## MATERIAL TO PROCESS
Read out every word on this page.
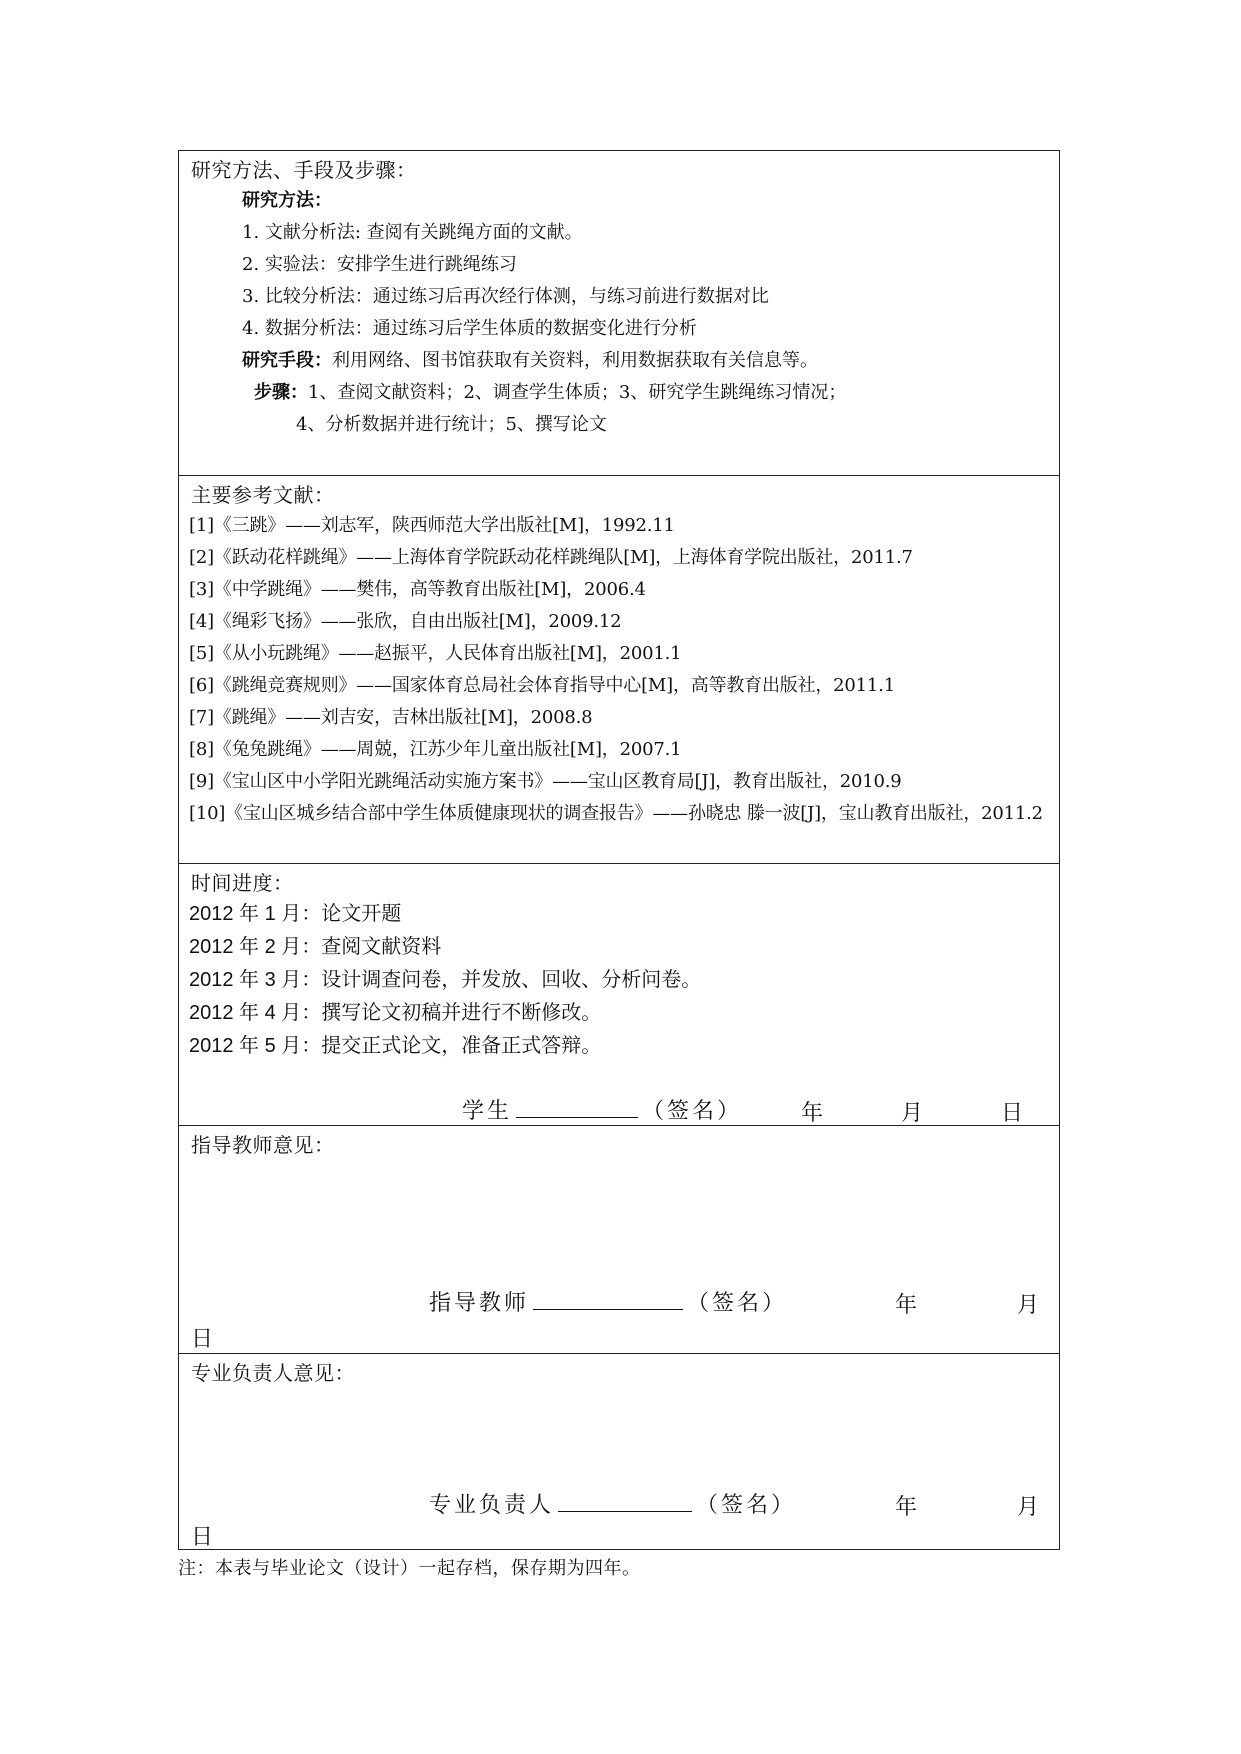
研究方法、手段及步骤：
研究方法：
1. 文献分析法: 查阅有关跳绳方面的文献。
2. 实验法：安排学生进行跳绳练习
3. 比较分析法：通过练习后再次经行体测，与练习前进行数据对比
4. 数据分析法：通过练习后学生体质的数据变化进行分析
研究手段：利用网络、图书馆获取有关资料，利用数据获取有关信息等。
步骤：1、查阅文献资料；2、调查学生体质；3、研究学生跳绳练习情况；
4、分析数据并进行统计；5、撰写论文
主要参考文献：
[1]《三跳》——刘志军，陕西师范大学出版社[M]，1992.11
[2]《跃动花样跳绳》——上海体育学院跃动花样跳绳队[M]，上海体育学院出版社，2011.7
[3]《中学跳绳》——樊伟，高等教育出版社[M]，2006.4
[4]《绳彩飞扬》——张欣，自由出版社[M]，2009.12
[5]《从小玩跳绳》——赵振平，人民体育出版社[M]，2001.1
[6]《跳绳竞赛规则》——国家体育总局社会体育指导中心[M]，高等教育出版社，2011.1
[7]《跳绳》——刘吉安，吉林出版社[M]，2008.8
[8]《兔兔跳绳》——周兢，江苏少年儿童出版社[M]，2007.1
[9]《宝山区中小学阳光跳绳活动实施方案书》——宝山区教育局[J]，教育出版社，2010.9
[10]《宝山区城乡结合部中学生体质健康现状的调查报告》——孙晓忠 滕一波[J]，宝山教育出版社，2011.2
时间进度：
2012 年 1 月：论文开题
2012 年 2 月：查阅文献资料
2012 年 3 月：设计调查问卷，并发放、回收、分析问卷。
2012 年 4 月：撰写论文初稿并进行不断修改。
2012 年 5 月：提交正式论文，准备正式答辩。
学生	（签名）	年	月	日
指导教师意见：
指导教师	（签名）	年	月
日
专业负责人意见：
专业负责人	（签名）	年	月
日
注：本表与毕业论文（设计）一起存档，保存期为四年。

## WHAT THE TASK REQUIRES
Quote every record above exactly, omitting any pictures they contain.

## TASK RESULT
Read out every word on this page.
研究方法、手段及步骤：
研究方法：
1. 文献分析法: 查阅有关跳绳方面的文献。
2. 实验法：安排学生进行跳绳练习
3. 比较分析法：通过练习后再次经行体测，与练习前进行数据对比
4. 数据分析法：通过练习后学生体质的数据变化进行分析
研究手段：利用网络、图书馆获取有关资料，利用数据获取有关信息等。
步骤：1、查阅文献资料；2、调查学生体质；3、研究学生跳绳练习情况；
4、分析数据并进行统计；5、撰写论文
主要参考文献：
[1]《三跳》——刘志军，陕西师范大学出版社[M]，1992.11
[2]《跃动花样跳绳》——上海体育学院跃动花样跳绳队[M]，上海体育学院出版社，2011.7
[3]《中学跳绳》——樊伟，高等教育出版社[M]，2006.4
[4]《绳彩飞扬》——张欣，自由出版社[M]，2009.12
[5]《从小玩跳绳》——赵振平，人民体育出版社[M]，2001.1
[6]《跳绳竞赛规则》——国家体育总局社会体育指导中心[M]，高等教育出版社，2011.1
[7]《跳绳》——刘吉安，吉林出版社[M]，2008.8
[8]《兔兔跳绳》——周兢，江苏少年儿童出版社[M]，2007.1
[9]《宝山区中小学阳光跳绳活动实施方案书》——宝山区教育局[J]，教育出版社，2010.9
[10]《宝山区城乡结合部中学生体质健康现状的调查报告》——孙晓忠 滕一波[J]，宝山教育出版社，2011.2
时间进度：
2012 年 1 月：论文开题
2012 年 2 月：查阅文献资料
2012 年 3 月：设计调查问卷，并发放、回收、分析问卷。
2012 年 4 月：撰写论文初稿并进行不断修改。
2012 年 5 月：提交正式论文，准备正式答辩。
学生	（签名）	年	月	日
指导教师意见：
指导教师	（签名）	年	月
日
专业负责人意见：
专业负责人	（签名）	年	月
日
注：本表与毕业论文（设计）一起存档，保存期为四年。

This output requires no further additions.